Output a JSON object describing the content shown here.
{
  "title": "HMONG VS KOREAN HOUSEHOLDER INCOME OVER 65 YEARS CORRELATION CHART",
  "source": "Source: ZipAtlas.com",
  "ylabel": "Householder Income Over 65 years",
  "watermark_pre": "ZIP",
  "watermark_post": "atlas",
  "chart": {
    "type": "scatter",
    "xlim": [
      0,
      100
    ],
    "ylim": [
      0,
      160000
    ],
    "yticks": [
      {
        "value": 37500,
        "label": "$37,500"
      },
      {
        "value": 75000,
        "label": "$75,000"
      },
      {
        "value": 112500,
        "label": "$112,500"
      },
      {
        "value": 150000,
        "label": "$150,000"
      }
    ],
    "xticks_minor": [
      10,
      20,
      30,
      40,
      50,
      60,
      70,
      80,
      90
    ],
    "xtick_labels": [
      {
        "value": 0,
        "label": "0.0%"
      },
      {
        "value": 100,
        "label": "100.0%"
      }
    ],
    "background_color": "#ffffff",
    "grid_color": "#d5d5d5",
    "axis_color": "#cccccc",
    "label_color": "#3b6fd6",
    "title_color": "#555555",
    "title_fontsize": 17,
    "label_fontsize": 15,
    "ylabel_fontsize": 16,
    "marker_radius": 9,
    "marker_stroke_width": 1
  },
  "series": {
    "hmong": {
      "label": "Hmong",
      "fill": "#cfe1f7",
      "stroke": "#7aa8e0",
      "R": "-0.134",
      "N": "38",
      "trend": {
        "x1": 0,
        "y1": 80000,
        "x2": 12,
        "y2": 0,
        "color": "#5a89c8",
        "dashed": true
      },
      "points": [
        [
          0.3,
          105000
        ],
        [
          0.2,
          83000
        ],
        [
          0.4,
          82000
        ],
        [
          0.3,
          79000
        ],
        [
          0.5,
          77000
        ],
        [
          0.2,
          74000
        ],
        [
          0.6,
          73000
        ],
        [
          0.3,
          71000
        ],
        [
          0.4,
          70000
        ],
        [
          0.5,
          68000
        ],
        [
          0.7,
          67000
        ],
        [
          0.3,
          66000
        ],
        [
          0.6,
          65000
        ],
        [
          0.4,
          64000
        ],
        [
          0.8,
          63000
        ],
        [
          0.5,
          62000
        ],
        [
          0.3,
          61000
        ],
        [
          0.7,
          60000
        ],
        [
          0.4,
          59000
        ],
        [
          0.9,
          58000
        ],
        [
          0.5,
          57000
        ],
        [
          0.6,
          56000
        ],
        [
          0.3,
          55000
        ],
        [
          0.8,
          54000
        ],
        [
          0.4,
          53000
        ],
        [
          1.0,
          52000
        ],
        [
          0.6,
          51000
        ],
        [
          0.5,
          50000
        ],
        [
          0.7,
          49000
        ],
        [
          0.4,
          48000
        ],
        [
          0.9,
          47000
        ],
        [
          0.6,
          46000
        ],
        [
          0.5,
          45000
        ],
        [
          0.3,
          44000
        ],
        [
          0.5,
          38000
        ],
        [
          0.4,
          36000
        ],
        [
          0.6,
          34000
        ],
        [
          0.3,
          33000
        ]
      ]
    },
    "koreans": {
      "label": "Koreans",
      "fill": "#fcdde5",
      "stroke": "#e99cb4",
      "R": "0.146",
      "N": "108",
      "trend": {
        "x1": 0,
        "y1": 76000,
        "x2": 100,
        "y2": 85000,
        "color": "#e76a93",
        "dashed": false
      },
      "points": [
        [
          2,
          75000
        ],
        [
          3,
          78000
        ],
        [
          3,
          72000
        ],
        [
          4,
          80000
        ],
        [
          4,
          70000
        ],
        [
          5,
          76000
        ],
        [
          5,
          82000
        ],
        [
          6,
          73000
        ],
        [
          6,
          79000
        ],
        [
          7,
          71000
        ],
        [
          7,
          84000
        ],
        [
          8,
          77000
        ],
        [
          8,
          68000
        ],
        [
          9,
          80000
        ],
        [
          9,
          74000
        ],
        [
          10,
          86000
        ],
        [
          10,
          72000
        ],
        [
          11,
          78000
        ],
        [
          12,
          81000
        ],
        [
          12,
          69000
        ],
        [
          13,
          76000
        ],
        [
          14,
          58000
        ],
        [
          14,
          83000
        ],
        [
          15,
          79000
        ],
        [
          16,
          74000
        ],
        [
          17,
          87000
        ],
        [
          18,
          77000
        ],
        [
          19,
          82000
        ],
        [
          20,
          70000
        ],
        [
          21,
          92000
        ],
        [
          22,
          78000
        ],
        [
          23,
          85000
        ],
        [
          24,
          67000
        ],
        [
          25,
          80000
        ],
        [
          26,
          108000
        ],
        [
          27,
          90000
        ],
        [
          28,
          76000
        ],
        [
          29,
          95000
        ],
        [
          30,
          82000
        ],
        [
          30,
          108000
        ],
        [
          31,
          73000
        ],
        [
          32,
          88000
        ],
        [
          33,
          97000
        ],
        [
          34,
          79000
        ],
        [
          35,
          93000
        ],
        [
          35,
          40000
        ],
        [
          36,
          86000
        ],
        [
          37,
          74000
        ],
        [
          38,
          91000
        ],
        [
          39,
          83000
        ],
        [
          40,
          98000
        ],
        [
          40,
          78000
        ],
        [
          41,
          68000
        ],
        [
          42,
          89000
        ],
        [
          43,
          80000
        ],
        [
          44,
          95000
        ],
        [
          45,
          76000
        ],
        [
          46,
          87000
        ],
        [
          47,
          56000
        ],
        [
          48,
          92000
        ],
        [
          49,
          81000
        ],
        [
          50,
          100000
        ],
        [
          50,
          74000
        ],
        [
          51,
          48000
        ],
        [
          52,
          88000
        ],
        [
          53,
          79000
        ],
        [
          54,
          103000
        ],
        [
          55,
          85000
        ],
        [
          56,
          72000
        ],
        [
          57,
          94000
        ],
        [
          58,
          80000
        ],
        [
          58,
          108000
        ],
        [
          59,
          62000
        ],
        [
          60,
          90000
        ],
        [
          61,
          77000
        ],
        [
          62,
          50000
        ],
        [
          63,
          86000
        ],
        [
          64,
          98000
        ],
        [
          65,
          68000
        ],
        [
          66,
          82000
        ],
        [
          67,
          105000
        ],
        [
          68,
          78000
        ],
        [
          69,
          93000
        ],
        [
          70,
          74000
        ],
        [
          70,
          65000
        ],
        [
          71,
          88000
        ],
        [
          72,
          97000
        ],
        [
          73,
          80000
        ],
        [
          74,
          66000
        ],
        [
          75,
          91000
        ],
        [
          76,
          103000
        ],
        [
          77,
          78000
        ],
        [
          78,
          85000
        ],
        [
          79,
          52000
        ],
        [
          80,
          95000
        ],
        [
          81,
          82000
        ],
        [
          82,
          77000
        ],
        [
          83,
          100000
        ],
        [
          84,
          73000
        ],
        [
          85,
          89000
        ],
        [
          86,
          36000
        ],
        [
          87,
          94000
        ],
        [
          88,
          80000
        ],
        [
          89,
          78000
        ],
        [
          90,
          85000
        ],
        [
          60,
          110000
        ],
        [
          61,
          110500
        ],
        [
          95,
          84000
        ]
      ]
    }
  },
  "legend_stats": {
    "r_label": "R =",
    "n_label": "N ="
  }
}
+++
◆ **Directive**
Each line that holds the word "value" should be extracted from the records.

◆ **Output for this exercise**
        "value": 37500,
        "value": 75000,
        "value": 112500,
        "value": 150000,
        "value": 0,
        "value": 100,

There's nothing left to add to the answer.